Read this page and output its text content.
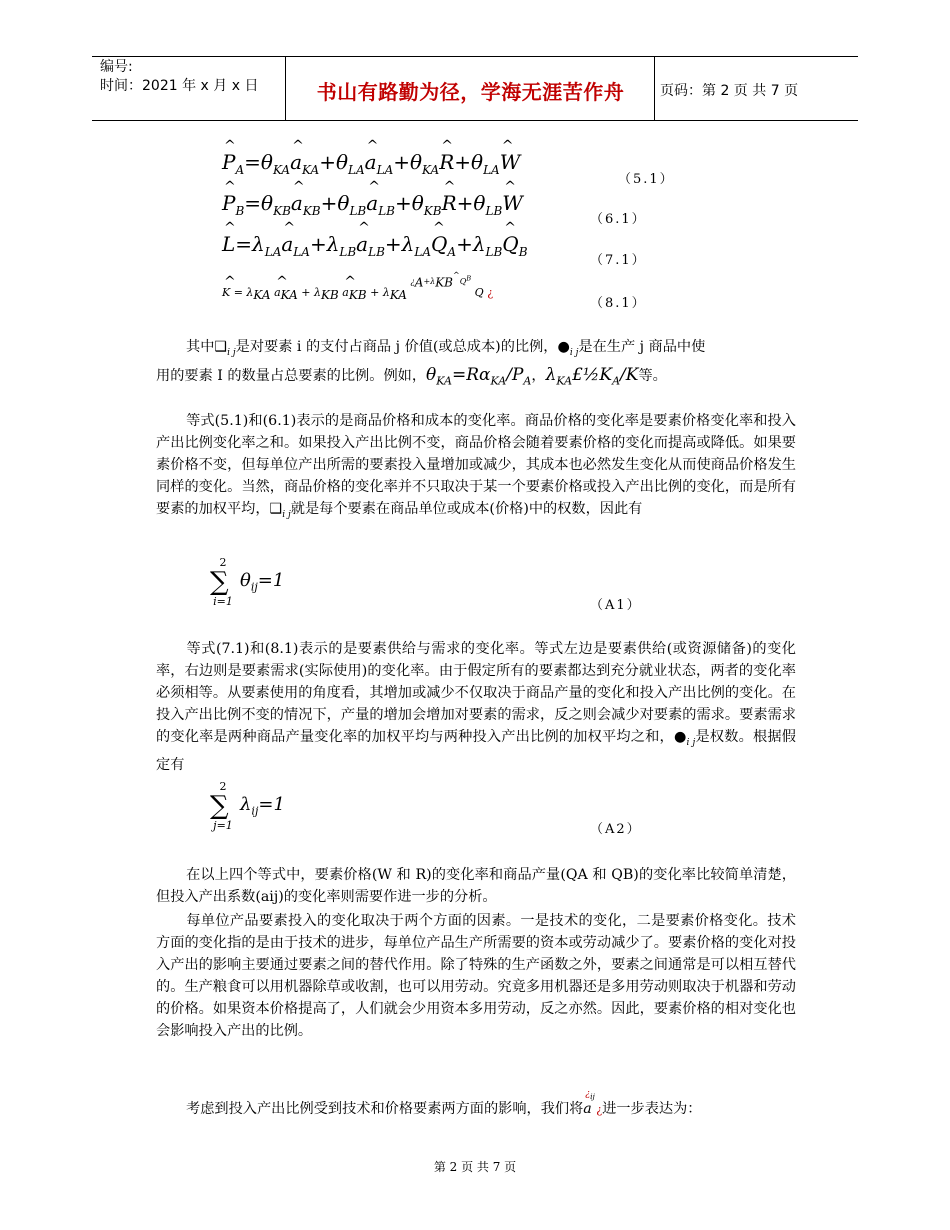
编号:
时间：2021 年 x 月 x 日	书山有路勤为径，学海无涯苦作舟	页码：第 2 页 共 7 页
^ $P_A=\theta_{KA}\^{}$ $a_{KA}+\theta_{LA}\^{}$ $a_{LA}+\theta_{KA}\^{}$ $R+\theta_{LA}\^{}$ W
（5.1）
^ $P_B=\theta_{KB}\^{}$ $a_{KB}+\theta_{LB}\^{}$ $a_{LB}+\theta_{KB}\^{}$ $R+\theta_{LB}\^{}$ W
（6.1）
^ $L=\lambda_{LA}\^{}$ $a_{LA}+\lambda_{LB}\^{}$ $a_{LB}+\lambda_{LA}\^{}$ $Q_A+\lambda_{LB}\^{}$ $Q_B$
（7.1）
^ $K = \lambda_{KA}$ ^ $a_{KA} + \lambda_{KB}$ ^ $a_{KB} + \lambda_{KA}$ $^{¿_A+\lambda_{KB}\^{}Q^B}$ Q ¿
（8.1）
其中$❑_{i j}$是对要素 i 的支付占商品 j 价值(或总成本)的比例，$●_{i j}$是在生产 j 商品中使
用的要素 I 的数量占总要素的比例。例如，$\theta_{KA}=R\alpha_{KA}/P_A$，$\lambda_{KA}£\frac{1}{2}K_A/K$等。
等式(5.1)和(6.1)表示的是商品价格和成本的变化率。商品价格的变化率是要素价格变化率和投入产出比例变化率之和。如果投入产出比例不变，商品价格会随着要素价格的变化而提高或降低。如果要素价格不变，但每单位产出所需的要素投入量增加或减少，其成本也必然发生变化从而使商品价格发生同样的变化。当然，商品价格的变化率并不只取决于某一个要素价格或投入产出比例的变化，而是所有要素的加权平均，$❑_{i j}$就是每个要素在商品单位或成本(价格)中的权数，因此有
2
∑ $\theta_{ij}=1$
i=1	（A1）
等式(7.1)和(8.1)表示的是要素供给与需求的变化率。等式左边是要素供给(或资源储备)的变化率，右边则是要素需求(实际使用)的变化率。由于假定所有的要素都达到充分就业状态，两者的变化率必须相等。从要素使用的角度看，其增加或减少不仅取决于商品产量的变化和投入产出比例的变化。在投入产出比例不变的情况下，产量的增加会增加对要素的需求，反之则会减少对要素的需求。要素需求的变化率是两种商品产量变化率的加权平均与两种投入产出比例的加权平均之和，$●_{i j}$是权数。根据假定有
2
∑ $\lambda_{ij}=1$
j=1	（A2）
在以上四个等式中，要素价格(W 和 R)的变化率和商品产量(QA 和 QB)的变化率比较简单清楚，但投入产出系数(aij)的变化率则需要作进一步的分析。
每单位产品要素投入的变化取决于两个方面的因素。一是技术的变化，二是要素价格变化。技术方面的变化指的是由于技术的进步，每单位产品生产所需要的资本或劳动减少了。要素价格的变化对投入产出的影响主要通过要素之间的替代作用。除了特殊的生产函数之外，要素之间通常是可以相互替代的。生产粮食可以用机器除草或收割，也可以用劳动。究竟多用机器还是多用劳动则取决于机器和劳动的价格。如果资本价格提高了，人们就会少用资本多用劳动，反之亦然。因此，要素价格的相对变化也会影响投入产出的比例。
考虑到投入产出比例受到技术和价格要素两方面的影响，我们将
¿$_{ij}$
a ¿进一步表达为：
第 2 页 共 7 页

# Problem details
Write out each entry exactly as given, omitting any picture.

# Final result
Read this page and output its text content.
编号:
时间：2021 年 x 月 x 日	书山有路勤为径，学海无涯苦作舟	页码：第 2 页 共 7 页
^ $P_A=\theta_{KA}\^{}$ $a_{KA}+\theta_{LA}\^{}$ $a_{LA}+\theta_{KA}\^{}$ $R+\theta_{LA}\^{}$ W
（5.1）
^ $P_B=\theta_{KB}\^{}$ $a_{KB}+\theta_{LB}\^{}$ $a_{LB}+\theta_{KB}\^{}$ $R+\theta_{LB}\^{}$ W
（6.1）
^ $L=\lambda_{LA}\^{}$ $a_{LA}+\lambda_{LB}\^{}$ $a_{LB}+\lambda_{LA}\^{}$ $Q_A+\lambda_{LB}\^{}$ $Q_B$
（7.1）
^ $K = \lambda_{KA}$ ^ $a_{KA} + \lambda_{KB}$ ^ $a_{KB} + \lambda_{KA}$ $^{¿_A+\lambda_{KB}\^{}Q^B}$ Q ¿
（8.1）
其中$❑_{i j}$是对要素 i 的支付占商品 j 价值(或总成本)的比例，$●_{i j}$是在生产 j 商品中使
用的要素 I 的数量占总要素的比例。例如，$\theta_{KA}=R\alpha_{KA}/P_A$，$\lambda_{KA}£\frac{1}{2}K_A/K$等。
等式(5.1)和(6.1)表示的是商品价格和成本的变化率。商品价格的变化率是要素价格变化率和投入产出比例变化率之和。如果投入产出比例不变，商品价格会随着要素价格的变化而提高或降低。如果要素价格不变，但每单位产出所需的要素投入量增加或减少，其成本也必然发生变化从而使商品价格发生同样的变化。当然，商品价格的变化率并不只取决于某一个要素价格或投入产出比例的变化，而是所有要素的加权平均，$❑_{i j}$就是每个要素在商品单位或成本(价格)中的权数，因此有
2
∑ $\theta_{ij}=1$
i=1	（A1）
等式(7.1)和(8.1)表示的是要素供给与需求的变化率。等式左边是要素供给(或资源储备)的变化率，右边则是要素需求(实际使用)的变化率。由于假定所有的要素都达到充分就业状态，两者的变化率必须相等。从要素使用的角度看，其增加或减少不仅取决于商品产量的变化和投入产出比例的变化。在投入产出比例不变的情况下，产量的增加会增加对要素的需求，反之则会减少对要素的需求。要素需求的变化率是两种商品产量变化率的加权平均与两种投入产出比例的加权平均之和，$●_{i j}$是权数。根据假定有
2
∑ $\lambda_{ij}=1$
j=1	（A2）
在以上四个等式中，要素价格(W 和 R)的变化率和商品产量(QA 和 QB)的变化率比较简单清楚，但投入产出系数(aij)的变化率则需要作进一步的分析。
每单位产品要素投入的变化取决于两个方面的因素。一是技术的变化，二是要素价格变化。技术方面的变化指的是由于技术的进步，每单位产品生产所需要的资本或劳动减少了。要素价格的变化对投入产出的影响主要通过要素之间的替代作用。除了特殊的生产函数之外，要素之间通常是可以相互替代的。生产粮食可以用机器除草或收割，也可以用劳动。究竟多用机器还是多用劳动则取决于机器和劳动的价格。如果资本价格提高了，人们就会少用资本多用劳动，反之亦然。因此，要素价格的相对变化也会影响投入产出的比例。
考虑到投入产出比例受到技术和价格要素两方面的影响，我们将
¿$_{ij}$
a ¿进一步表达为：
第 2 页 共 7 页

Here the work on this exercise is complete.